* [Figure data in JSON]:
•••••
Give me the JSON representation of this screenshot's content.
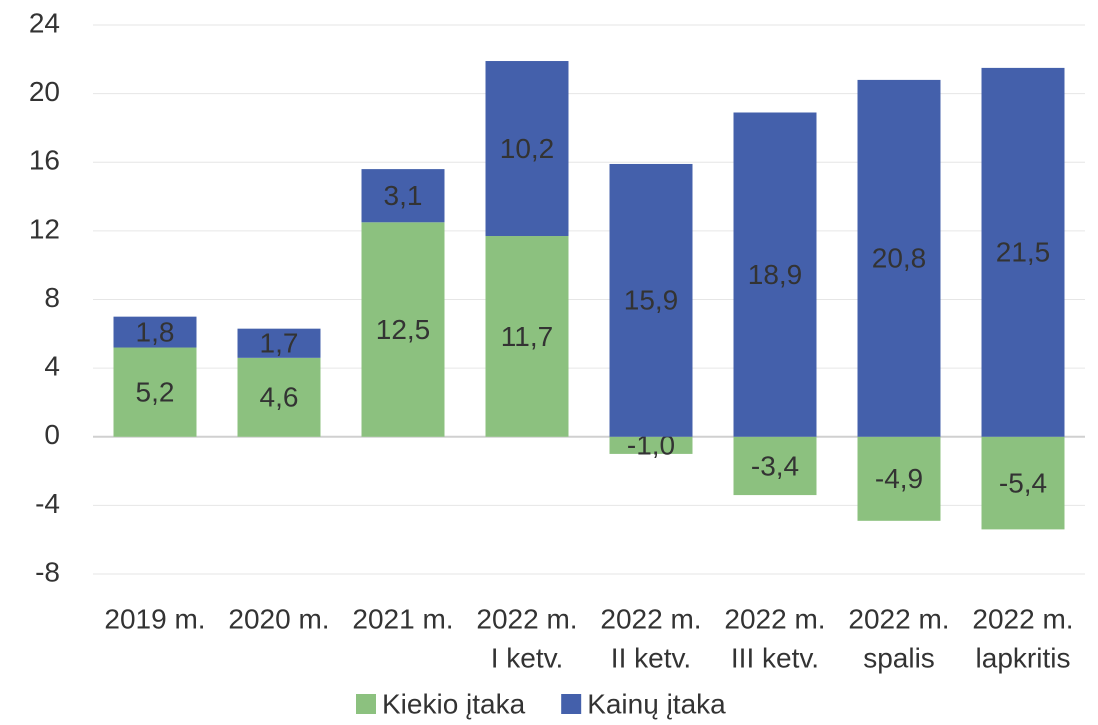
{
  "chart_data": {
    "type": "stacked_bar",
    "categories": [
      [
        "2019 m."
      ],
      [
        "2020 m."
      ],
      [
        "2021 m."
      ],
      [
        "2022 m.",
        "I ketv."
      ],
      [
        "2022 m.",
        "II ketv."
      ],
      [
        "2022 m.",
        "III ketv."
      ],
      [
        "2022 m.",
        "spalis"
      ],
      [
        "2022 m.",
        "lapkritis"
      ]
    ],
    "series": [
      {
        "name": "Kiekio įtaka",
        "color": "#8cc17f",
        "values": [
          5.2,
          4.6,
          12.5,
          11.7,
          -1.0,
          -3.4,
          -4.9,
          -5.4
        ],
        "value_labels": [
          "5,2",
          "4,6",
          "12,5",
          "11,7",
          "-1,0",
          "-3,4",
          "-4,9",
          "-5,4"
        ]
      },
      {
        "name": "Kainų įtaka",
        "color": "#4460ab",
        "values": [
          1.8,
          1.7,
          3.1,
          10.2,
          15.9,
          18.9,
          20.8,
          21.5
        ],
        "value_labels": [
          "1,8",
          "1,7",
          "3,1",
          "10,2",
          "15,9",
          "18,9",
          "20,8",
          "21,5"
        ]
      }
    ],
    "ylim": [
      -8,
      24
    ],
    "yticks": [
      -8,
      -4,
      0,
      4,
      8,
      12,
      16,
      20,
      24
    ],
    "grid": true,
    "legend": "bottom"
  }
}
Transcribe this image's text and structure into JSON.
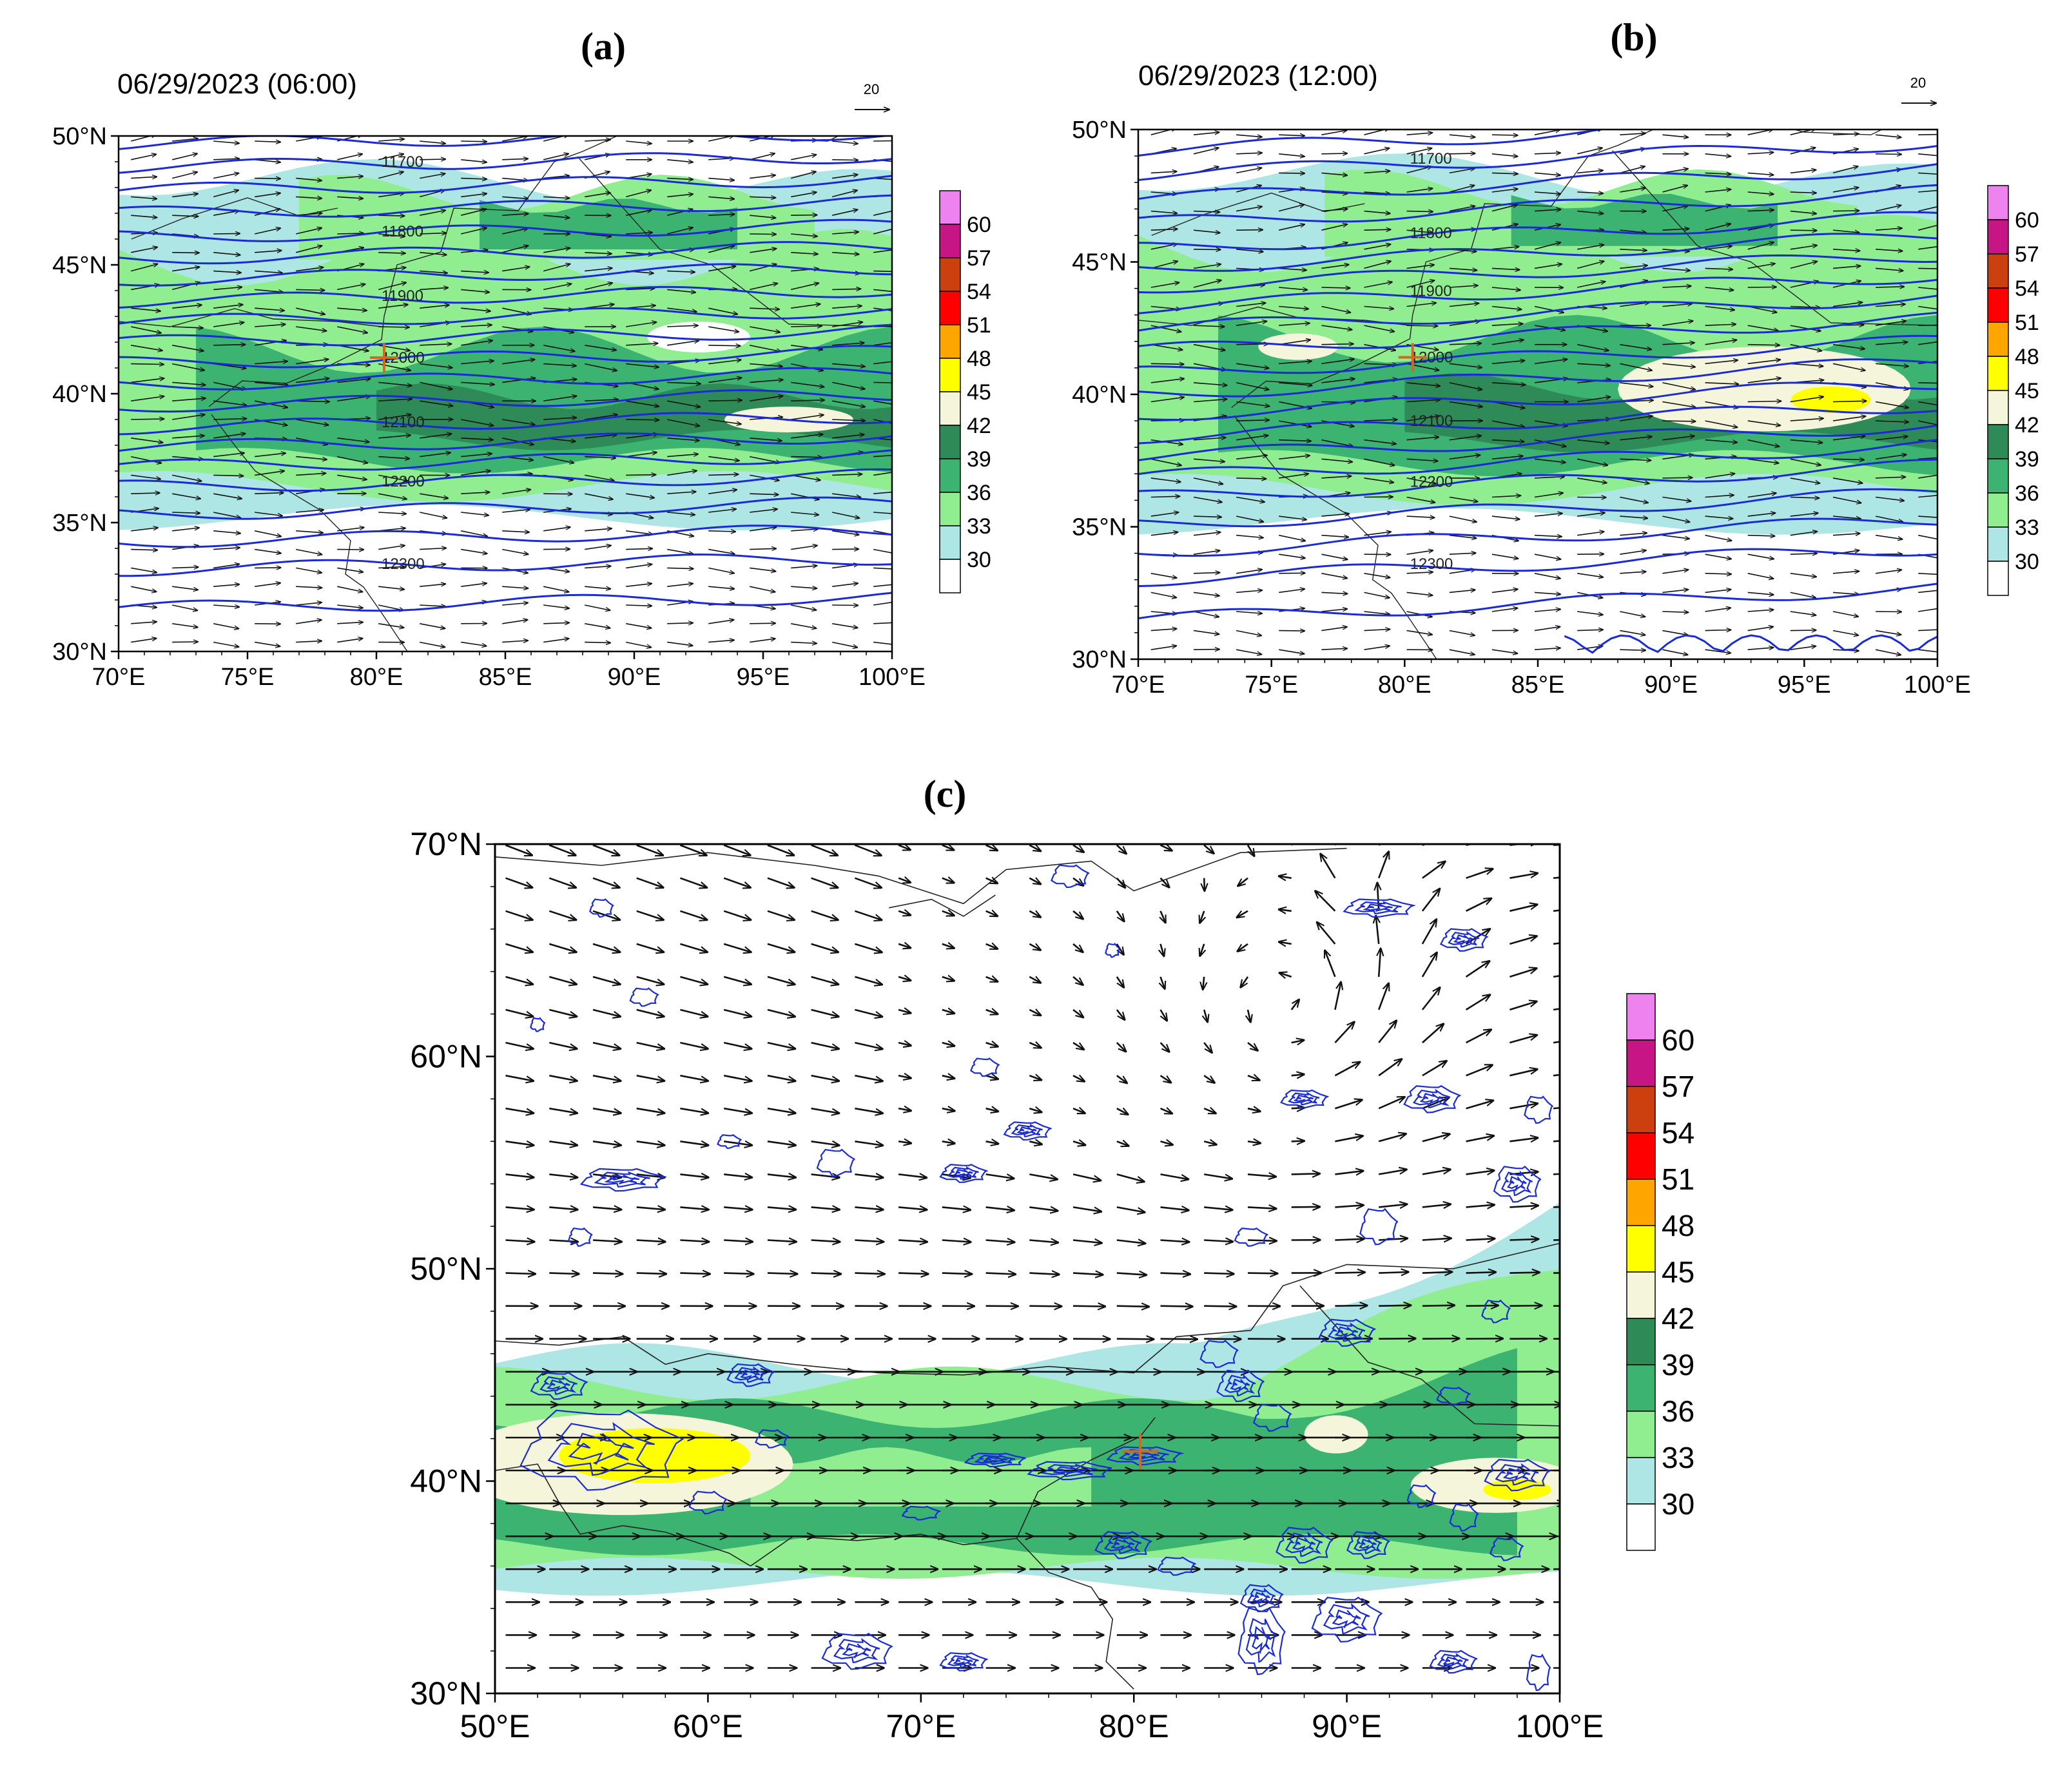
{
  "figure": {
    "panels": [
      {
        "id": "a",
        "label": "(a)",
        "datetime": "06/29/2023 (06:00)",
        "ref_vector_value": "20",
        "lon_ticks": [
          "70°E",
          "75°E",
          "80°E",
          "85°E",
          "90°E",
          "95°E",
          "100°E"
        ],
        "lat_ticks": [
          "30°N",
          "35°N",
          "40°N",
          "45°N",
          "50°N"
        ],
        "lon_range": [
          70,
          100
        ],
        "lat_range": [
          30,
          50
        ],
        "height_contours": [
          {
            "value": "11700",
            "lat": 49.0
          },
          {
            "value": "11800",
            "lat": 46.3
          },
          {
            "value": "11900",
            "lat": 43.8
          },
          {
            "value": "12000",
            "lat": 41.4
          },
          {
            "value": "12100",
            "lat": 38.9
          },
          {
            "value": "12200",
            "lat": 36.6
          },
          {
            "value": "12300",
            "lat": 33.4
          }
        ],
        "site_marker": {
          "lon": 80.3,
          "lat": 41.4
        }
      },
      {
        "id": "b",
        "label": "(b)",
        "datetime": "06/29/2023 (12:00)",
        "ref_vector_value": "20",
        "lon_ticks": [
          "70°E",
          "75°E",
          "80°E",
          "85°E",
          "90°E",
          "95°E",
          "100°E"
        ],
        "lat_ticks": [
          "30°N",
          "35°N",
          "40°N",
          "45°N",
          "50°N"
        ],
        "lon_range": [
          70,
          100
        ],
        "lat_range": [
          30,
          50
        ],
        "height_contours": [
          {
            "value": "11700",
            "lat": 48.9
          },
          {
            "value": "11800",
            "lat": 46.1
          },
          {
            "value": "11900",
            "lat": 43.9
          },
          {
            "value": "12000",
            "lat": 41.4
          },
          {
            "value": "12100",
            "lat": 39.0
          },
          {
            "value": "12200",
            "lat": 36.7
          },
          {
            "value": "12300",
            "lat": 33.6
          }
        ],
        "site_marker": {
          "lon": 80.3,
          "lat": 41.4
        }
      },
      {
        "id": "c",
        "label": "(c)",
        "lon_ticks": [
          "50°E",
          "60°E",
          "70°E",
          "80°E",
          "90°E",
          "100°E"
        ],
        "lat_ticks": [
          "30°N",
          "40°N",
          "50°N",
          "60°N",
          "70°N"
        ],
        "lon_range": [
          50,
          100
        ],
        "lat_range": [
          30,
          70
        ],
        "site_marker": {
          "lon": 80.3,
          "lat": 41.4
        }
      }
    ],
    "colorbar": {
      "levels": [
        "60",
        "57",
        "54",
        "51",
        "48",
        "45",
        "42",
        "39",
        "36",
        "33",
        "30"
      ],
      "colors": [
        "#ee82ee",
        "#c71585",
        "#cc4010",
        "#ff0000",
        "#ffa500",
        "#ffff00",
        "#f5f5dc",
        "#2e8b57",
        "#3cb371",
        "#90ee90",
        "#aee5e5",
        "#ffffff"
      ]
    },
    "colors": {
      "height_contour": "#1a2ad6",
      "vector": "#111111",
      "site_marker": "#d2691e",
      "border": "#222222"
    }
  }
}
•••••
* [Exercise prompt]: Reproduce every line above as written, skipping pictures.

* [Answer for this exercise]:
Give me the JSON representation of this screenshot's content.
{
  "chart_data": {
    "type": "stacked_bar",
    "categories": [
      [
        "2019 m."
      ],
      [
        "2020 m."
      ],
      [
        "2021 m."
      ],
      [
        "2022 m.",
        "I ketv."
      ],
      [
        "2022 m.",
        "II ketv."
      ],
      [
        "2022 m.",
        "III ketv."
      ],
      [
        "2022 m.",
        "spalis"
      ],
      [
        "2022 m.",
        "lapkritis"
      ]
    ],
    "series": [
      {
        "name": "Kiekio įtaka",
        "color": "#8cc17f",
        "values": [
          5.2,
          4.6,
          12.5,
          11.7,
          -1.0,
          -3.4,
          -4.9,
          -5.4
        ],
        "value_labels": [
          "5,2",
          "4,6",
          "12,5",
          "11,7",
          "-1,0",
          "-3,4",
          "-4,9",
          "-5,4"
        ]
      },
      {
        "name": "Kainų įtaka",
        "color": "#4460ab",
        "values": [
          1.8,
          1.7,
          3.1,
          10.2,
          15.9,
          18.9,
          20.8,
          21.5
        ],
        "value_labels": [
          "1,8",
          "1,7",
          "3,1",
          "10,2",
          "15,9",
          "18,9",
          "20,8",
          "21,5"
        ]
      }
    ],
    "ylim": [
      -8,
      24
    ],
    "yticks": [
      -8,
      -4,
      0,
      4,
      8,
      12,
      16,
      20,
      24
    ],
    "grid": true,
    "legend": "bottom"
  }
}
Transcribe this image's text and structure into JSON.
{
  "figure": {
    "panels": [
      {
        "id": "a",
        "label": "(a)",
        "datetime": "06/29/2023 (06:00)",
        "ref_vector_value": "20",
        "lon_ticks": [
          "70°E",
          "75°E",
          "80°E",
          "85°E",
          "90°E",
          "95°E",
          "100°E"
        ],
        "lat_ticks": [
          "30°N",
          "35°N",
          "40°N",
          "45°N",
          "50°N"
        ],
        "lon_range": [
          70,
          100
        ],
        "lat_range": [
          30,
          50
        ],
        "height_contours": [
          {
            "value": "11700",
            "lat": 49.0
          },
          {
            "value": "11800",
            "lat": 46.3
          },
          {
            "value": "11900",
            "lat": 43.8
          },
          {
            "value": "12000",
            "lat": 41.4
          },
          {
            "value": "12100",
            "lat": 38.9
          },
          {
            "value": "12200",
            "lat": 36.6
          },
          {
            "value": "12300",
            "lat": 33.4
          }
        ],
        "site_marker": {
          "lon": 80.3,
          "lat": 41.4
        }
      },
      {
        "id": "b",
        "label": "(b)",
        "datetime": "06/29/2023 (12:00)",
        "ref_vector_value": "20",
        "lon_ticks": [
          "70°E",
          "75°E",
          "80°E",
          "85°E",
          "90°E",
          "95°E",
          "100°E"
        ],
        "lat_ticks": [
          "30°N",
          "35°N",
          "40°N",
          "45°N",
          "50°N"
        ],
        "lon_range": [
          70,
          100
        ],
        "lat_range": [
          30,
          50
        ],
        "height_contours": [
          {
            "value": "11700",
            "lat": 48.9
          },
          {
            "value": "11800",
            "lat": 46.1
          },
          {
            "value": "11900",
            "lat": 43.9
          },
          {
            "value": "12000",
            "lat": 41.4
          },
          {
            "value": "12100",
            "lat": 39.0
          },
          {
            "value": "12200",
            "lat": 36.7
          },
          {
            "value": "12300",
            "lat": 33.6
          }
        ],
        "site_marker": {
          "lon": 80.3,
          "lat": 41.4
        }
      },
      {
        "id": "c",
        "label": "(c)",
        "lon_ticks": [
          "50°E",
          "60°E",
          "70°E",
          "80°E",
          "90°E",
          "100°E"
        ],
        "lat_ticks": [
          "30°N",
          "40°N",
          "50°N",
          "60°N",
          "70°N"
        ],
        "lon_range": [
          50,
          100
        ],
        "lat_range": [
          30,
          70
        ],
        "site_marker": {
          "lon": 80.3,
          "lat": 41.4
        }
      }
    ],
    "colorbar": {
      "levels": [
        "60",
        "57",
        "54",
        "51",
        "48",
        "45",
        "42",
        "39",
        "36",
        "33",
        "30"
      ],
      "colors": [
        "#ee82ee",
        "#c71585",
        "#cc4010",
        "#ff0000",
        "#ffa500",
        "#ffff00",
        "#f5f5dc",
        "#2e8b57",
        "#3cb371",
        "#90ee90",
        "#aee5e5",
        "#ffffff"
      ]
    },
    "colors": {
      "height_contour": "#1a2ad6",
      "vector": "#111111",
      "site_marker": "#d2691e",
      "border": "#222222"
    }
  }
}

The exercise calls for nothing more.